**Written problem:**
Please write the listing below out again exactly, leaving every picture behind.

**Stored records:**

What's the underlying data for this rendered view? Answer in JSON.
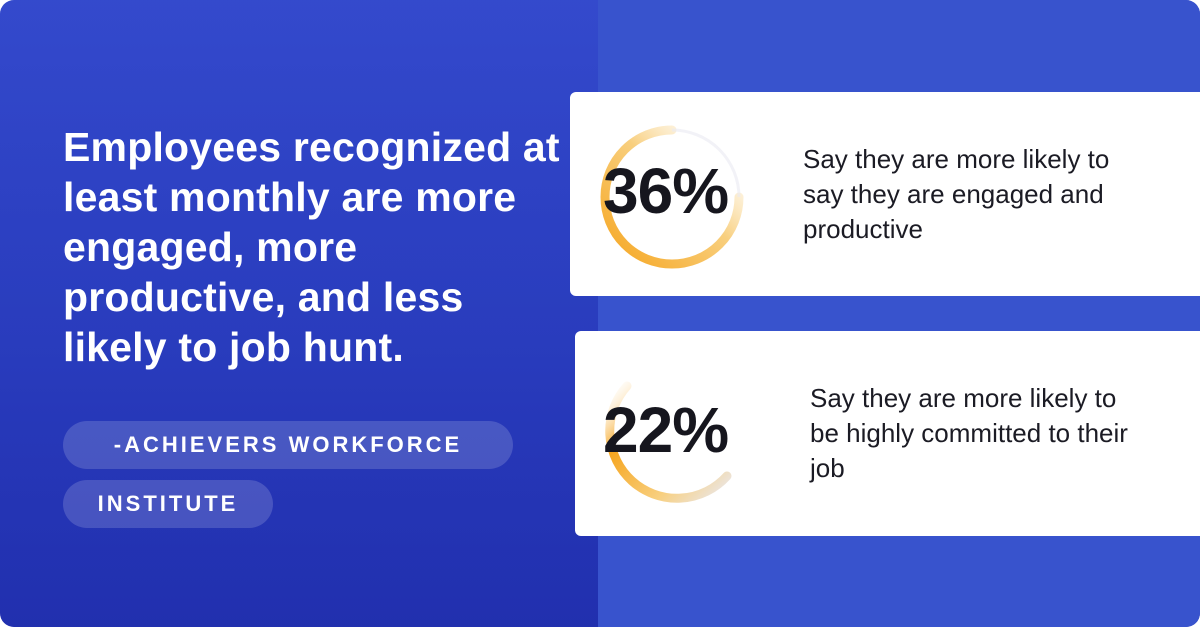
{
  "headline": "Employees recognized at least monthly are more engaged, more productive, and less likely to job hunt.",
  "source_line_1": "-ACHIEVERS WORKFORCE",
  "source_line_2": "INSTITUTE",
  "stats": [
    {
      "value": "36%",
      "description": "Say they are more likely to say they are engaged and productive"
    },
    {
      "value": "22%",
      "description": "Say they are more likely to be highly committed to their job"
    }
  ],
  "colors": {
    "background": "#3853cd",
    "accent": "#f5a623",
    "text_dark": "#16161e"
  }
}
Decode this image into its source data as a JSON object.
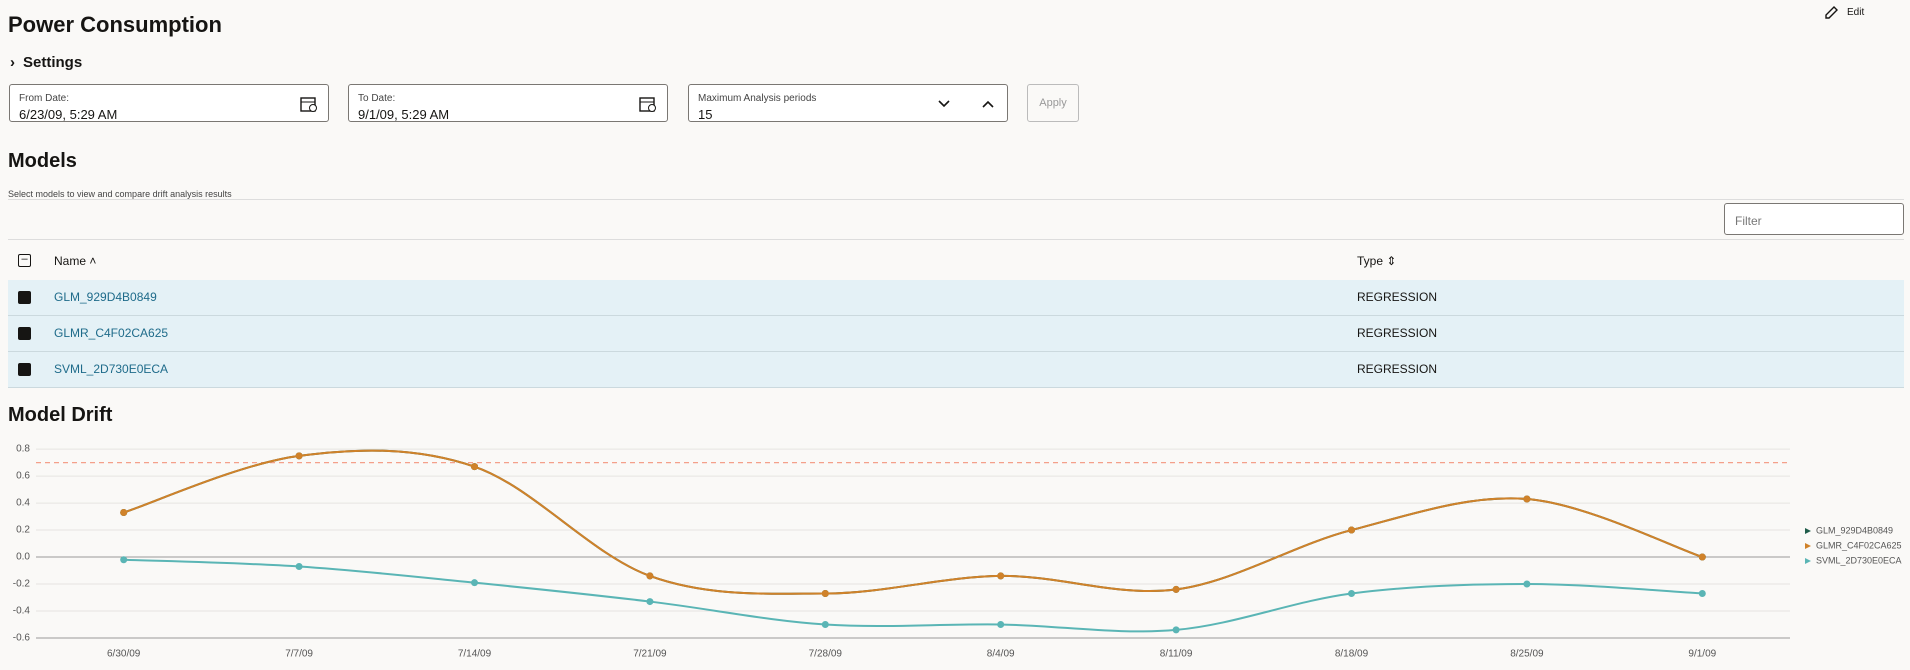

**Answer to this task:**
What's the underlying data for this rendered view? Answer in JSON.
{
  "headline": "Employees recognized at least monthly are more engaged, more productive, and less likely to job hunt.",
  "source_line_1": "-ACHIEVERS WORKFORCE",
  "source_line_2": "INSTITUTE",
  "stats": [
    {
      "value": "36%",
      "description": "Say they are more likely to say they are engaged and productive"
    },
    {
      "value": "22%",
      "description": "Say they are more likely to be highly committed to their job"
    }
  ],
  "colors": {
    "background": "#3853cd",
    "accent": "#f5a623",
    "text_dark": "#16161e"
  }
}
Decode this image into its source data as a JSON object.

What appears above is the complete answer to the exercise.